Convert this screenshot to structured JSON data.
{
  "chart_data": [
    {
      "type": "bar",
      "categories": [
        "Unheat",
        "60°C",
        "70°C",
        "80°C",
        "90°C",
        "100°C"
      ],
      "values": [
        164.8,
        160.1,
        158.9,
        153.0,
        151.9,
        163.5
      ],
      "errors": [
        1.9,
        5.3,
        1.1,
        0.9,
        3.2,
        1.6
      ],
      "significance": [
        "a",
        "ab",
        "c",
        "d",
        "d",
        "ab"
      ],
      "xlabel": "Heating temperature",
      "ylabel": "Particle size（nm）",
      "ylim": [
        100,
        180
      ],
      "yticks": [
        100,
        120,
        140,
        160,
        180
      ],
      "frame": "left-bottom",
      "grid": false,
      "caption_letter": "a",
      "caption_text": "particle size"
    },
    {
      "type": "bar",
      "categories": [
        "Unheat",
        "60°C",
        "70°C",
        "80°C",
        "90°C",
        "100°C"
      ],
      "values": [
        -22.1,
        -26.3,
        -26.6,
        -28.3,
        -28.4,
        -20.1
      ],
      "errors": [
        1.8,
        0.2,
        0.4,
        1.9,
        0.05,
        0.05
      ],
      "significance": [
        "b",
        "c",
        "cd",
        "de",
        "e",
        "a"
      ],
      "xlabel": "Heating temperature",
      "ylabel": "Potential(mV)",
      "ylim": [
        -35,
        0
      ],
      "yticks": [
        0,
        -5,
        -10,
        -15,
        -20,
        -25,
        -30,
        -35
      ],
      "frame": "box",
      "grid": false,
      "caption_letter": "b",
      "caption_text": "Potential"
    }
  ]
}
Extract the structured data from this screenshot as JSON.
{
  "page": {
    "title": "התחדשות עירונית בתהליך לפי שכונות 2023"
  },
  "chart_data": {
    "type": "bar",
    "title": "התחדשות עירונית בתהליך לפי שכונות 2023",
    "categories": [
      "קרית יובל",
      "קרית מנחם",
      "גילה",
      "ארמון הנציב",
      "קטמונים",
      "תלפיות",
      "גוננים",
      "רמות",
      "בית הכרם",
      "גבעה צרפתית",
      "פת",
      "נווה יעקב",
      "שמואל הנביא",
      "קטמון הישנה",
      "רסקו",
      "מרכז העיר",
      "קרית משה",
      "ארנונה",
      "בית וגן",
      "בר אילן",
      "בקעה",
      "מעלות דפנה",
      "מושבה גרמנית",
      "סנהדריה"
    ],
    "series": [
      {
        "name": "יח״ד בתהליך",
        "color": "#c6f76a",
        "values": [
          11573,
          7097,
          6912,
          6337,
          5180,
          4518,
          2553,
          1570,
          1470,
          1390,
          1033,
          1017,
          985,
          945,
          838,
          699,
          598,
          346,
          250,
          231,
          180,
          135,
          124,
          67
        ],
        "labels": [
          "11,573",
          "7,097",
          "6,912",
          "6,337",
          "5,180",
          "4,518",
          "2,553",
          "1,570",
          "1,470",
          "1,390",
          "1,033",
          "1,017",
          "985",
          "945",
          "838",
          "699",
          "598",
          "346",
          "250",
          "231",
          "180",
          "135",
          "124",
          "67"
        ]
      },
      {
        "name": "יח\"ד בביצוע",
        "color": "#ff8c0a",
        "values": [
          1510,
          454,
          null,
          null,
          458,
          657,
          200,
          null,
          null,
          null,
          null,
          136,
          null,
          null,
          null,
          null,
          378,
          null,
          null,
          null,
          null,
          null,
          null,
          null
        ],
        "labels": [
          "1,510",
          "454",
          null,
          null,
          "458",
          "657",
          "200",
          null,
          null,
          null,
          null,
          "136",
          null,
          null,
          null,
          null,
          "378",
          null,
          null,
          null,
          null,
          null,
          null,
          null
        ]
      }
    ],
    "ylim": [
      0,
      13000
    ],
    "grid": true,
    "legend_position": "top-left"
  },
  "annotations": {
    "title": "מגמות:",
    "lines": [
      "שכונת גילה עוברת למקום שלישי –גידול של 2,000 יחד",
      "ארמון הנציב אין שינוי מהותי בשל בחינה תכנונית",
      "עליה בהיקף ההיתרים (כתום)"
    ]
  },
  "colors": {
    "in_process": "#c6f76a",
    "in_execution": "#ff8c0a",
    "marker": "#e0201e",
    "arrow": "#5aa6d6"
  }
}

*-*-*

Task details
All of the records must be retyped exactly as they are.

Expected output
Convert this screenshot to structured JSON data.
{
  "chart_data": [
    {
      "type": "bar",
      "categories": [
        "Unheat",
        "60°C",
        "70°C",
        "80°C",
        "90°C",
        "100°C"
      ],
      "values": [
        164.8,
        160.1,
        158.9,
        153.0,
        151.9,
        163.5
      ],
      "errors": [
        1.9,
        5.3,
        1.1,
        0.9,
        3.2,
        1.6
      ],
      "significance": [
        "a",
        "ab",
        "c",
        "d",
        "d",
        "ab"
      ],
      "xlabel": "Heating temperature",
      "ylabel": "Particle size（nm）",
      "ylim": [
        100,
        180
      ],
      "yticks": [
        100,
        120,
        140,
        160,
        180
      ],
      "frame": "left-bottom",
      "grid": false,
      "caption_letter": "a",
      "caption_text": "particle size"
    },
    {
      "type": "bar",
      "categories": [
        "Unheat",
        "60°C",
        "70°C",
        "80°C",
        "90°C",
        "100°C"
      ],
      "values": [
        -22.1,
        -26.3,
        -26.6,
        -28.3,
        -28.4,
        -20.1
      ],
      "errors": [
        1.8,
        0.2,
        0.4,
        1.9,
        0.05,
        0.05
      ],
      "significance": [
        "b",
        "c",
        "cd",
        "de",
        "e",
        "a"
      ],
      "xlabel": "Heating temperature",
      "ylabel": "Potential(mV)",
      "ylim": [
        -35,
        0
      ],
      "yticks": [
        0,
        -5,
        -10,
        -15,
        -20,
        -25,
        -30,
        -35
      ],
      "frame": "box",
      "grid": false,
      "caption_letter": "b",
      "caption_text": "Potential"
    }
  ]
}
Extract the structured data from this screenshot as JSON.
{
  "page": {
    "title": "התחדשות עירונית בתהליך לפי שכונות 2023"
  },
  "chart_data": {
    "type": "bar",
    "title": "התחדשות עירונית בתהליך לפי שכונות 2023",
    "categories": [
      "קרית יובל",
      "קרית מנחם",
      "גילה",
      "ארמון הנציב",
      "קטמונים",
      "תלפיות",
      "גוננים",
      "רמות",
      "בית הכרם",
      "גבעה צרפתית",
      "פת",
      "נווה יעקב",
      "שמואל הנביא",
      "קטמון הישנה",
      "רסקו",
      "מרכז העיר",
      "קרית משה",
      "ארנונה",
      "בית וגן",
      "בר אילן",
      "בקעה",
      "מעלות דפנה",
      "מושבה גרמנית",
      "סנהדריה"
    ],
    "series": [
      {
        "name": "יח״ד בתהליך",
        "color": "#c6f76a",
        "values": [
          11573,
          7097,
          6912,
          6337,
          5180,
          4518,
          2553,
          1570,
          1470,
          1390,
          1033,
          1017,
          985,
          945,
          838,
          699,
          598,
          346,
          250,
          231,
          180,
          135,
          124,
          67
        ],
        "labels": [
          "11,573",
          "7,097",
          "6,912",
          "6,337",
          "5,180",
          "4,518",
          "2,553",
          "1,570",
          "1,470",
          "1,390",
          "1,033",
          "1,017",
          "985",
          "945",
          "838",
          "699",
          "598",
          "346",
          "250",
          "231",
          "180",
          "135",
          "124",
          "67"
        ]
      },
      {
        "name": "יח\"ד בביצוע",
        "color": "#ff8c0a",
        "values": [
          1510,
          454,
          null,
          null,
          458,
          657,
          200,
          null,
          null,
          null,
          null,
          136,
          null,
          null,
          null,
          null,
          378,
          null,
          null,
          null,
          null,
          null,
          null,
          null
        ],
        "labels": [
          "1,510",
          "454",
          null,
          null,
          "458",
          "657",
          "200",
          null,
          null,
          null,
          null,
          "136",
          null,
          null,
          null,
          null,
          "378",
          null,
          null,
          null,
          null,
          null,
          null,
          null
        ]
      }
    ],
    "ylim": [
      0,
      13000
    ],
    "grid": true,
    "legend_position": "top-left"
  },
  "annotations": {
    "title": "מגמות:",
    "lines": [
      "שכונת גילה עוברת למקום שלישי –גידול של 2,000 יחד",
      "ארמון הנציב אין שינוי מהותי בשל בחינה תכנונית",
      "עליה בהיקף ההיתרים (כתום)"
    ]
  },
  "colors": {
    "in_process": "#c6f76a",
    "in_execution": "#ff8c0a",
    "marker": "#e0201e",
    "arrow": "#5aa6d6"
  }
}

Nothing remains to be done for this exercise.